Exercise objective: Could you write out every entry exactly as it stands?

Records shown:
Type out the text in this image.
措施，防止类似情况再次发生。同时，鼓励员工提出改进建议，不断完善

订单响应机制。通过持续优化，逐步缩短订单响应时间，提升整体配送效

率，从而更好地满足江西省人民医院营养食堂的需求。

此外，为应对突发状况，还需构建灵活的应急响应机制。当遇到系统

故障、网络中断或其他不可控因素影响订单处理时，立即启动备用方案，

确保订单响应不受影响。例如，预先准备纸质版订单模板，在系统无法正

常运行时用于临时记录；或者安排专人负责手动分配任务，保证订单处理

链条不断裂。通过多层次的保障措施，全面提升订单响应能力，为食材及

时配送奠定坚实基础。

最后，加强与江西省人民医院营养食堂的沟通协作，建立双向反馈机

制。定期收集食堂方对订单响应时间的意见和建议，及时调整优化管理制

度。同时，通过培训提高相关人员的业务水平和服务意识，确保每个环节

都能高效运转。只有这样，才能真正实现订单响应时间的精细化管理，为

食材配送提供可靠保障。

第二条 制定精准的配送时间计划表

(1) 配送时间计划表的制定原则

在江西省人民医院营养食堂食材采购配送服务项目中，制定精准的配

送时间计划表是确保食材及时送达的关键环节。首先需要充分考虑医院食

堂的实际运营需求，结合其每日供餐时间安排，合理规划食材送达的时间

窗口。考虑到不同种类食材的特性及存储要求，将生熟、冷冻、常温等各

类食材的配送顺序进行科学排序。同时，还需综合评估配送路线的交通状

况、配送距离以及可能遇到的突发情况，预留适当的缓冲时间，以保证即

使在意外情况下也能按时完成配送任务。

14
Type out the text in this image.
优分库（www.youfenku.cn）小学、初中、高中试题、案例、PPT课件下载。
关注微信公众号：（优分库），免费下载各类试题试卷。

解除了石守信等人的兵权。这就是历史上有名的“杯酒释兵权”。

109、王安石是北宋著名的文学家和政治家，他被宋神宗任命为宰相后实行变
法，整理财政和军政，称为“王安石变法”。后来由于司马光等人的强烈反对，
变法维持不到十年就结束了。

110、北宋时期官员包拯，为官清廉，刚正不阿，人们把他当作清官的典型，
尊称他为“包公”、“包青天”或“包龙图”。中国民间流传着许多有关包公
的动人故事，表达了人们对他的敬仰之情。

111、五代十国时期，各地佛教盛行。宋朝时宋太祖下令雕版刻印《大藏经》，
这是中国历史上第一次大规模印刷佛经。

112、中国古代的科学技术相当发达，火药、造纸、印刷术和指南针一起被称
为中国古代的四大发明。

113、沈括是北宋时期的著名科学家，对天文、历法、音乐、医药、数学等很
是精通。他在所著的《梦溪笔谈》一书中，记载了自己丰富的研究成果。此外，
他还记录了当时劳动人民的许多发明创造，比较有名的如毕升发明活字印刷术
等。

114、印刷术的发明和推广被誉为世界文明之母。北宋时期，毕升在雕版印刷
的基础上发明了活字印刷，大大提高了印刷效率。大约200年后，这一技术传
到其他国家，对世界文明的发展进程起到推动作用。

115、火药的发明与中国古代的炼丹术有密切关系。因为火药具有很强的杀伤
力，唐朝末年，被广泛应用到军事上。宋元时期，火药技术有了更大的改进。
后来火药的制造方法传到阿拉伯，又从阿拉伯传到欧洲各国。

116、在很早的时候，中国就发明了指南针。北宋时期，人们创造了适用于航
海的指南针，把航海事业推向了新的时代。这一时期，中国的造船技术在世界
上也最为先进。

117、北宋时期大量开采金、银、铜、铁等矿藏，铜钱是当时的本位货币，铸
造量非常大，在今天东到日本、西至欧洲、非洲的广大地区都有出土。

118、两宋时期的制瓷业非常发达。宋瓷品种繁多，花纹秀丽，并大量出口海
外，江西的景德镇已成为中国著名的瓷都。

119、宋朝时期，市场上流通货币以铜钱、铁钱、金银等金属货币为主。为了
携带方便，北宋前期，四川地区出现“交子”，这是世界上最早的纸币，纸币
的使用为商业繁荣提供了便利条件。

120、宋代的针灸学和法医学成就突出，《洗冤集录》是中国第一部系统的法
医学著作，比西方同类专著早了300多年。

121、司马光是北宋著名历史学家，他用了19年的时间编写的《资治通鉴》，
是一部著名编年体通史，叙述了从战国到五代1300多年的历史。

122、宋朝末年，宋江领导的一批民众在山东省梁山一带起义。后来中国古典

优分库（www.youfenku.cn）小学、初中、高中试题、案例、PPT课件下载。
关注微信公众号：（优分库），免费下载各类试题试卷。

Reply to the task:
Type out the text in this image.
措施，防止类似情况再次发生。同时，鼓励员工提出改进建议，不断完善

订单响应机制。通过持续优化，逐步缩短订单响应时间，提升整体配送效

率，从而更好地满足江西省人民医院营养食堂的需求。

此外，为应对突发状况，还需构建灵活的应急响应机制。当遇到系统

故障、网络中断或其他不可控因素影响订单处理时，立即启动备用方案，

确保订单响应不受影响。例如，预先准备纸质版订单模板，在系统无法正

常运行时用于临时记录；或者安排专人负责手动分配任务，保证订单处理

链条不断裂。通过多层次的保障措施，全面提升订单响应能力，为食材及

时配送奠定坚实基础。

最后，加强与江西省人民医院营养食堂的沟通协作，建立双向反馈机

制。定期收集食堂方对订单响应时间的意见和建议，及时调整优化管理制

度。同时，通过培训提高相关人员的业务水平和服务意识，确保每个环节

都能高效运转。只有这样，才能真正实现订单响应时间的精细化管理，为

食材配送提供可靠保障。

第二条 制定精准的配送时间计划表

(1) 配送时间计划表的制定原则

在江西省人民医院营养食堂食材采购配送服务项目中，制定精准的配

送时间计划表是确保食材及时送达的关键环节。首先需要充分考虑医院食

堂的实际运营需求，结合其每日供餐时间安排，合理规划食材送达的时间

窗口。考虑到不同种类食材的特性及存储要求，将生熟、冷冻、常温等各

类食材的配送顺序进行科学排序。同时，还需综合评估配送路线的交通状

况、配送距离以及可能遇到的突发情况，预留适当的缓冲时间，以保证即

使在意外情况下也能按时完成配送任务。

14
Type out the text in this image.
优分库（www.youfenku.cn）小学、初中、高中试题、案例、PPT课件下载。
关注微信公众号：（优分库），免费下载各类试题试卷。

解除了石守信等人的兵权。这就是历史上有名的“杯酒释兵权”。

109、王安石是北宋著名的文学家和政治家，他被宋神宗任命为宰相后实行变
法，整理财政和军政，称为“王安石变法”。后来由于司马光等人的强烈反对，
变法维持不到十年就结束了。

110、北宋时期官员包拯，为官清廉，刚正不阿，人们把他当作清官的典型，
尊称他为“包公”、“包青天”或“包龙图”。中国民间流传着许多有关包公
的动人故事，表达了人们对他的敬仰之情。

111、五代十国时期，各地佛教盛行。宋朝时宋太祖下令雕版刻印《大藏经》，
这是中国历史上第一次大规模印刷佛经。

112、中国古代的科学技术相当发达，火药、造纸、印刷术和指南针一起被称
为中国古代的四大发明。

113、沈括是北宋时期的著名科学家，对天文、历法、音乐、医药、数学等很
是精通。他在所著的《梦溪笔谈》一书中，记载了自己丰富的研究成果。此外，
他还记录了当时劳动人民的许多发明创造，比较有名的如毕升发明活字印刷术
等。

114、印刷术的发明和推广被誉为世界文明之母。北宋时期，毕升在雕版印刷
的基础上发明了活字印刷，大大提高了印刷效率。大约200年后，这一技术传
到其他国家，对世界文明的发展进程起到推动作用。

115、火药的发明与中国古代的炼丹术有密切关系。因为火药具有很强的杀伤
力，唐朝末年，被广泛应用到军事上。宋元时期，火药技术有了更大的改进。
后来火药的制造方法传到阿拉伯，又从阿拉伯传到欧洲各国。

116、在很早的时候，中国就发明了指南针。北宋时期，人们创造了适用于航
海的指南针，把航海事业推向了新的时代。这一时期，中国的造船技术在世界
上也最为先进。

117、北宋时期大量开采金、银、铜、铁等矿藏，铜钱是当时的本位货币，铸
造量非常大，在今天东到日本、西至欧洲、非洲的广大地区都有出土。

118、两宋时期的制瓷业非常发达。宋瓷品种繁多，花纹秀丽，并大量出口海
外，江西的景德镇已成为中国著名的瓷都。

119、宋朝时期，市场上流通货币以铜钱、铁钱、金银等金属货币为主。为了
携带方便，北宋前期，四川地区出现“交子”，这是世界上最早的纸币，纸币
的使用为商业繁荣提供了便利条件。

120、宋代的针灸学和法医学成就突出，《洗冤集录》是中国第一部系统的法
医学著作，比西方同类专著早了300多年。

121、司马光是北宋著名历史学家，他用了19年的时间编写的《资治通鉴》，
是一部著名编年体通史，叙述了从战国到五代1300多年的历史。

122、宋朝末年，宋江领导的一批民众在山东省梁山一带起义。后来中国古典

优分库（www.youfenku.cn）小学、初中、高中试题、案例、PPT课件下载。
关注微信公众号：（优分库），免费下载各类试题试卷。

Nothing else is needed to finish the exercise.